▶ _Records for the exercise_
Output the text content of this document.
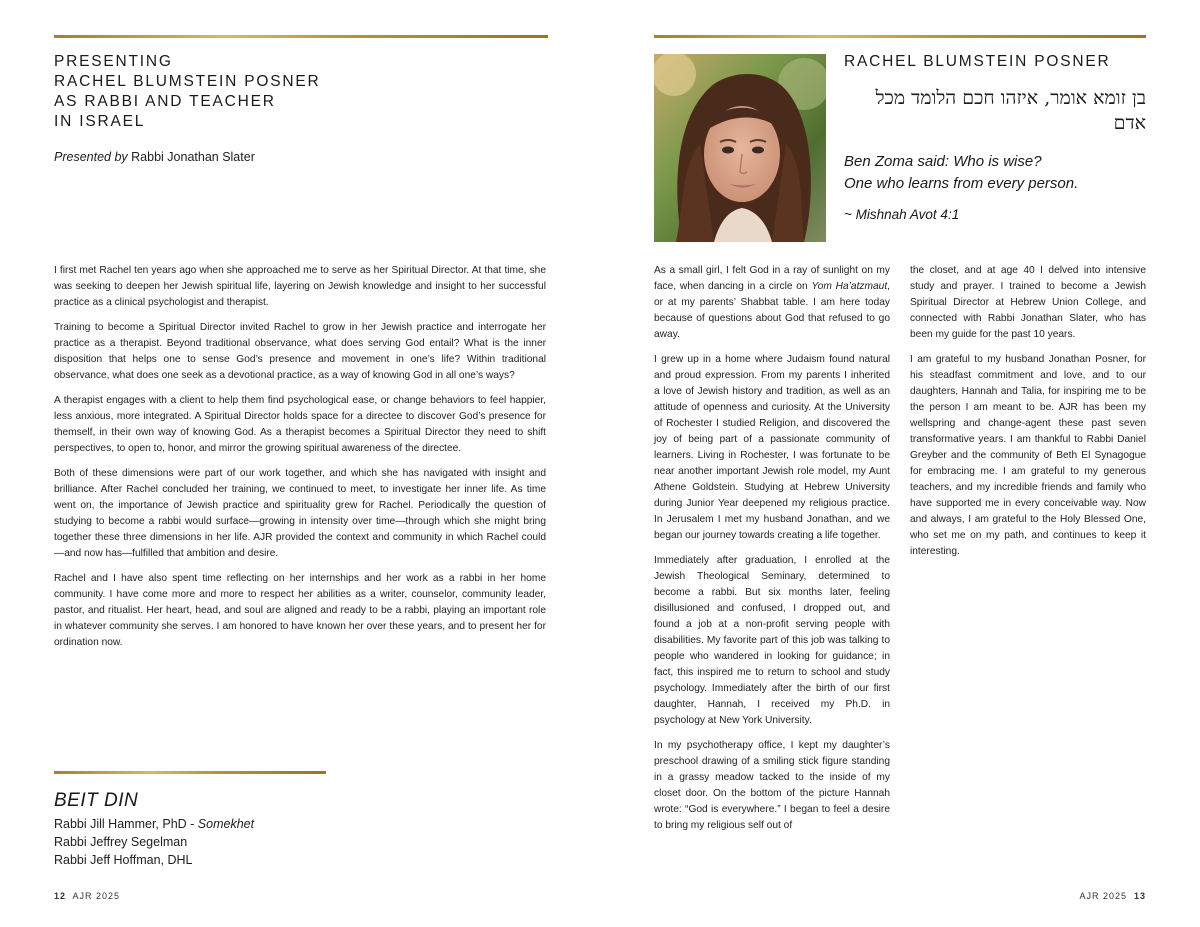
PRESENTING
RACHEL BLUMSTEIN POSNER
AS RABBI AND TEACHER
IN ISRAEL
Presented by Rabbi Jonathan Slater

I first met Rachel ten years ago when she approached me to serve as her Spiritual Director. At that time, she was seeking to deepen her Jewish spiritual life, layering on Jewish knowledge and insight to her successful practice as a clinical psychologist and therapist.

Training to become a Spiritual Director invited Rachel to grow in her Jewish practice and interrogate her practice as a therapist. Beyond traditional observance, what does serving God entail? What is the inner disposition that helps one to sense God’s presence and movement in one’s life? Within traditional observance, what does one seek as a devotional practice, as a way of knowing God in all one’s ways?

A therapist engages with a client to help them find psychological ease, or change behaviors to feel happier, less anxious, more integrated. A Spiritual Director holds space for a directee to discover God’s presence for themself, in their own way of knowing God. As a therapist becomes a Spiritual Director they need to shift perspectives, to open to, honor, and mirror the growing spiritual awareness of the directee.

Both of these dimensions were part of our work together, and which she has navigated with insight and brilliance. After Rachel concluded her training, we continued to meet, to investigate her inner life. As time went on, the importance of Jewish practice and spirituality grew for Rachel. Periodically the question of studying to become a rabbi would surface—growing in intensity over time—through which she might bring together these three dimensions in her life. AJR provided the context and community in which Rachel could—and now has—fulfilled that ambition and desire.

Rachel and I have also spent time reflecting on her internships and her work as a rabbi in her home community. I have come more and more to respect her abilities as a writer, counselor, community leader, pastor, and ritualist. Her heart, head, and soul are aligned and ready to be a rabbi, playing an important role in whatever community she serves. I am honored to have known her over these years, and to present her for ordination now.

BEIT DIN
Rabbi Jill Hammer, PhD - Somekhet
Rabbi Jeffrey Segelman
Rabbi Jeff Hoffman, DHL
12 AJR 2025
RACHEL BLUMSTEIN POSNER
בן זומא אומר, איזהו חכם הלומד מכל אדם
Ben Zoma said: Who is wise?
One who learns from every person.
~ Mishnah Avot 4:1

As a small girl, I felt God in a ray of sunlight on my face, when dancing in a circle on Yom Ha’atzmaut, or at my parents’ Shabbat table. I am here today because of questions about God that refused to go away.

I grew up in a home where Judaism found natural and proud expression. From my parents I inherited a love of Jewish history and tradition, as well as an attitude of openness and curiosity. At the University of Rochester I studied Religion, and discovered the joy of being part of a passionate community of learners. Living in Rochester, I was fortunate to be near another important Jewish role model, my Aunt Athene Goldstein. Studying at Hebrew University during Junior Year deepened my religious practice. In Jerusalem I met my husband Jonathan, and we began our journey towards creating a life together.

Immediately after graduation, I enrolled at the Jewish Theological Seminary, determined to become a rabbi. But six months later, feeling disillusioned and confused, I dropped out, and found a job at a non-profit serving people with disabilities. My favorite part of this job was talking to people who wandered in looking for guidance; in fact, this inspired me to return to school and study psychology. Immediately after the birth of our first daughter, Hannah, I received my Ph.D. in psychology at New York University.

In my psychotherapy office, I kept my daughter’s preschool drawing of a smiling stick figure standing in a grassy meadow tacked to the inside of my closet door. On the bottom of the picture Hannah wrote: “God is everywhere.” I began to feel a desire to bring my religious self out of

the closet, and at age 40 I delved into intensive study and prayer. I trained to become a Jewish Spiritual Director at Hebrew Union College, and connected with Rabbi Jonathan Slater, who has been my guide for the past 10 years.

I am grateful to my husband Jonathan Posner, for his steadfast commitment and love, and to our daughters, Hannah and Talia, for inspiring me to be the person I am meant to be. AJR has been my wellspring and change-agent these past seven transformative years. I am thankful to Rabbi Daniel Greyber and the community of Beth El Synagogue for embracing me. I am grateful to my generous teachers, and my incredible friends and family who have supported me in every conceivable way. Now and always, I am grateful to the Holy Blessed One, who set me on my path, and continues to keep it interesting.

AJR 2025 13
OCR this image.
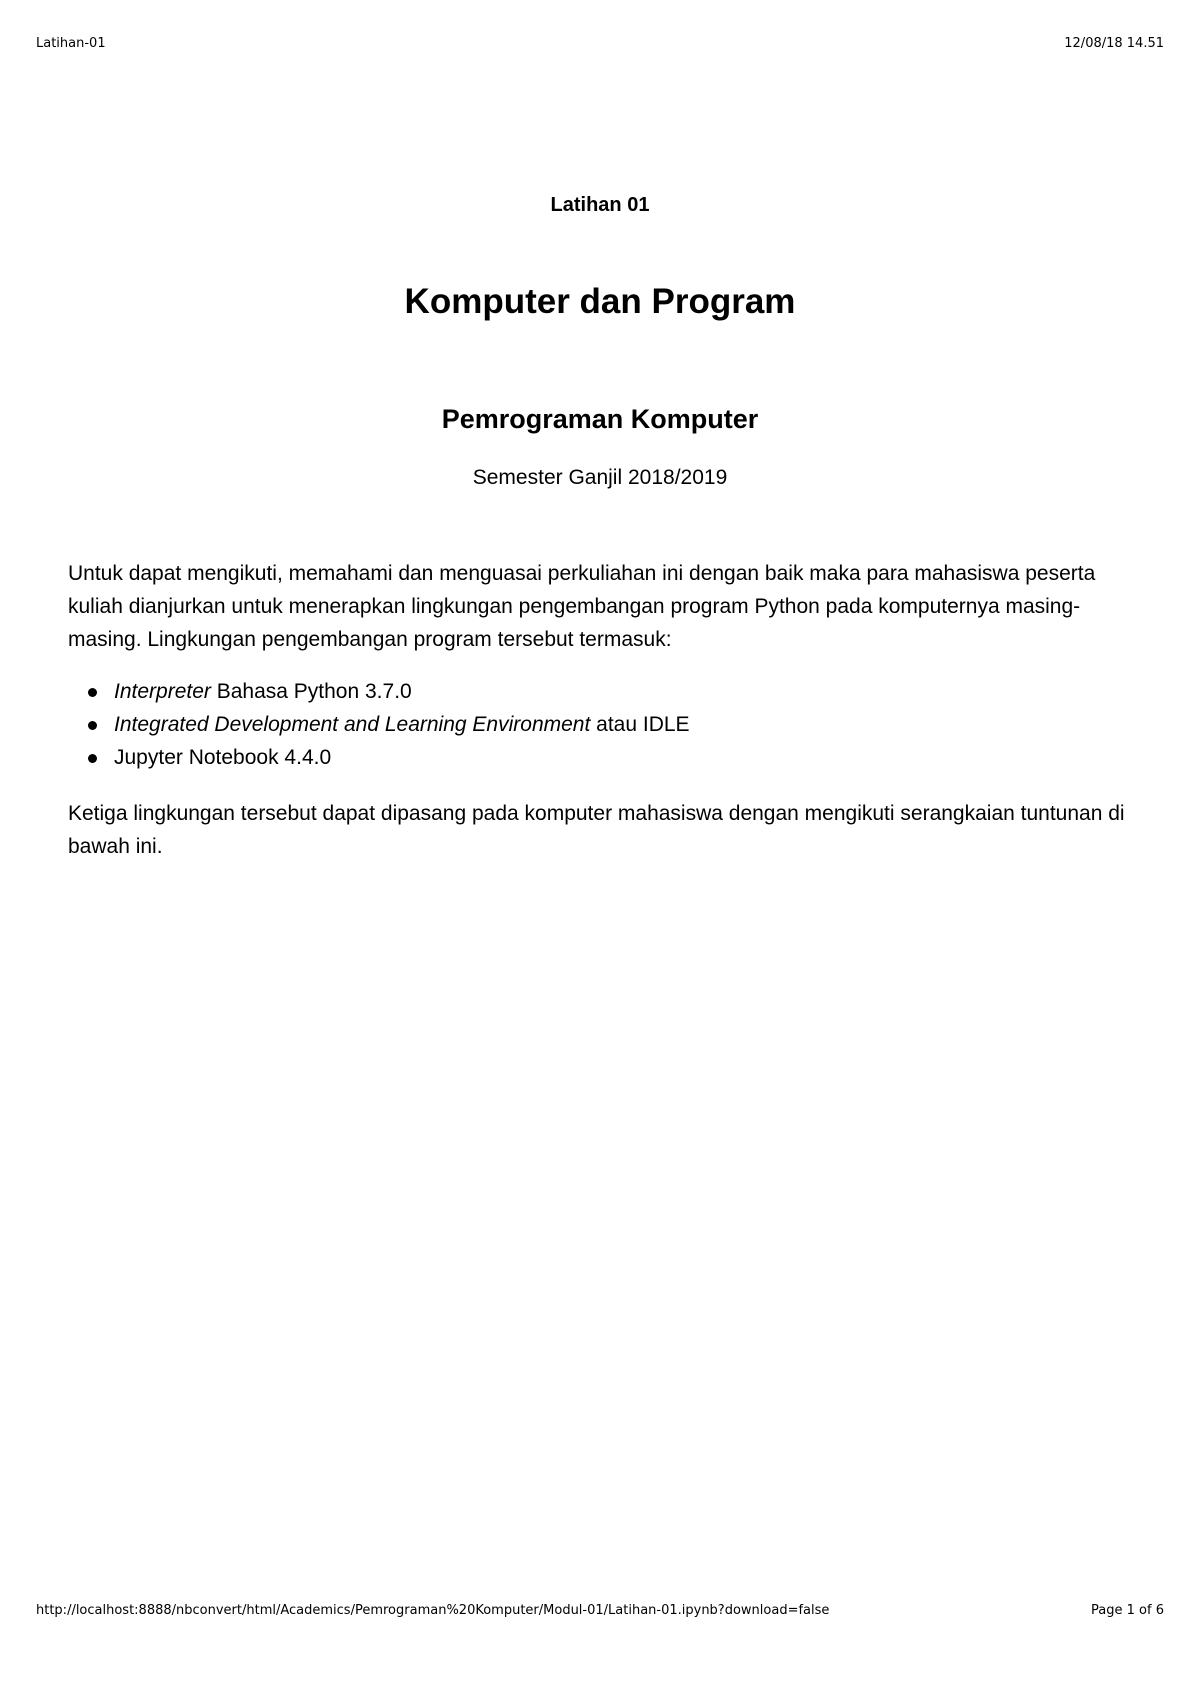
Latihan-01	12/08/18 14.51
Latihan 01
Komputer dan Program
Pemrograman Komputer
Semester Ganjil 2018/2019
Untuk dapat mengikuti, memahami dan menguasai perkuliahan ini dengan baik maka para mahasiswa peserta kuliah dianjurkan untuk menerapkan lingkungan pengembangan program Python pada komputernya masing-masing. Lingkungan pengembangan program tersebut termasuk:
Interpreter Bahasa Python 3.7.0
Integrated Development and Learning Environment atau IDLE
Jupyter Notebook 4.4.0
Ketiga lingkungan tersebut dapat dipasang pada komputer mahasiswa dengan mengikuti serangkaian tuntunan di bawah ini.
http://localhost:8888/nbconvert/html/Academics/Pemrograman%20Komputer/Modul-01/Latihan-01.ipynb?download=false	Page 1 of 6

▶ _Instructions to follow_
Return every line of the records exactly as given, pictures excluded.

▶ _Solved problem_
Output the text content of this document.
PRESENTING
RACHEL BLUMSTEIN POSNER
AS RABBI AND TEACHER
IN ISRAEL
Presented by Rabbi Jonathan Slater

I first met Rachel ten years ago when she approached me to serve as her Spiritual Director. At that time, she was seeking to deepen her Jewish spiritual life, layering on Jewish knowledge and insight to her successful practice as a clinical psychologist and therapist.

Training to become a Spiritual Director invited Rachel to grow in her Jewish practice and interrogate her practice as a therapist. Beyond traditional observance, what does serving God entail? What is the inner disposition that helps one to sense God’s presence and movement in one’s life? Within traditional observance, what does one seek as a devotional practice, as a way of knowing God in all one’s ways?

A therapist engages with a client to help them find psychological ease, or change behaviors to feel happier, less anxious, more integrated. A Spiritual Director holds space for a directee to discover God’s presence for themself, in their own way of knowing God. As a therapist becomes a Spiritual Director they need to shift perspectives, to open to, honor, and mirror the growing spiritual awareness of the directee.

Both of these dimensions were part of our work together, and which she has navigated with insight and brilliance. After Rachel concluded her training, we continued to meet, to investigate her inner life. As time went on, the importance of Jewish practice and spirituality grew for Rachel. Periodically the question of studying to become a rabbi would surface—growing in intensity over time—through which she might bring together these three dimensions in her life. AJR provided the context and community in which Rachel could—and now has—fulfilled that ambition and desire.

Rachel and I have also spent time reflecting on her internships and her work as a rabbi in her home community. I have come more and more to respect her abilities as a writer, counselor, community leader, pastor, and ritualist. Her heart, head, and soul are aligned and ready to be a rabbi, playing an important role in whatever community she serves. I am honored to have known her over these years, and to present her for ordination now.

BEIT DIN
Rabbi Jill Hammer, PhD - Somekhet
Rabbi Jeffrey Segelman
Rabbi Jeff Hoffman, DHL
12 AJR 2025
RACHEL BLUMSTEIN POSNER
בן זומא אומר, איזהו חכם הלומד מכל אדם
Ben Zoma said: Who is wise?
One who learns from every person.
~ Mishnah Avot 4:1

As a small girl, I felt God in a ray of sunlight on my face, when dancing in a circle on Yom Ha’atzmaut, or at my parents’ Shabbat table. I am here today because of questions about God that refused to go away.

I grew up in a home where Judaism found natural and proud expression. From my parents I inherited a love of Jewish history and tradition, as well as an attitude of openness and curiosity. At the University of Rochester I studied Religion, and discovered the joy of being part of a passionate community of learners. Living in Rochester, I was fortunate to be near another important Jewish role model, my Aunt Athene Goldstein. Studying at Hebrew University during Junior Year deepened my religious practice. In Jerusalem I met my husband Jonathan, and we began our journey towards creating a life together.

Immediately after graduation, I enrolled at the Jewish Theological Seminary, determined to become a rabbi. But six months later, feeling disillusioned and confused, I dropped out, and found a job at a non-profit serving people with disabilities. My favorite part of this job was talking to people who wandered in looking for guidance; in fact, this inspired me to return to school and study psychology. Immediately after the birth of our first daughter, Hannah, I received my Ph.D. in psychology at New York University.

In my psychotherapy office, I kept my daughter’s preschool drawing of a smiling stick figure standing in a grassy meadow tacked to the inside of my closet door. On the bottom of the picture Hannah wrote: “God is everywhere.” I began to feel a desire to bring my religious self out of

the closet, and at age 40 I delved into intensive study and prayer. I trained to become a Jewish Spiritual Director at Hebrew Union College, and connected with Rabbi Jonathan Slater, who has been my guide for the past 10 years.

I am grateful to my husband Jonathan Posner, for his steadfast commitment and love, and to our daughters, Hannah and Talia, for inspiring me to be the person I am meant to be. AJR has been my wellspring and change-agent these past seven transformative years. I am thankful to Rabbi Daniel Greyber and the community of Beth El Synagogue for embracing me. I am grateful to my generous teachers, and my incredible friends and family who have supported me in every conceivable way. Now and always, I am grateful to the Holy Blessed One, who set me on my path, and continues to keep it interesting.

AJR 2025 13
OCR this image.
Latihan-01	12/08/18 14.51
Latihan 01
Komputer dan Program
Pemrograman Komputer
Semester Ganjil 2018/2019
Untuk dapat mengikuti, memahami dan menguasai perkuliahan ini dengan baik maka para mahasiswa peserta kuliah dianjurkan untuk menerapkan lingkungan pengembangan program Python pada komputernya masing-masing. Lingkungan pengembangan program tersebut termasuk:
Interpreter Bahasa Python 3.7.0
Integrated Development and Learning Environment atau IDLE
Jupyter Notebook 4.4.0
Ketiga lingkungan tersebut dapat dipasang pada komputer mahasiswa dengan mengikuti serangkaian tuntunan di bawah ini.
http://localhost:8888/nbconvert/html/Academics/Pemrograman%20Komputer/Modul-01/Latihan-01.ipynb?download=false	Page 1 of 6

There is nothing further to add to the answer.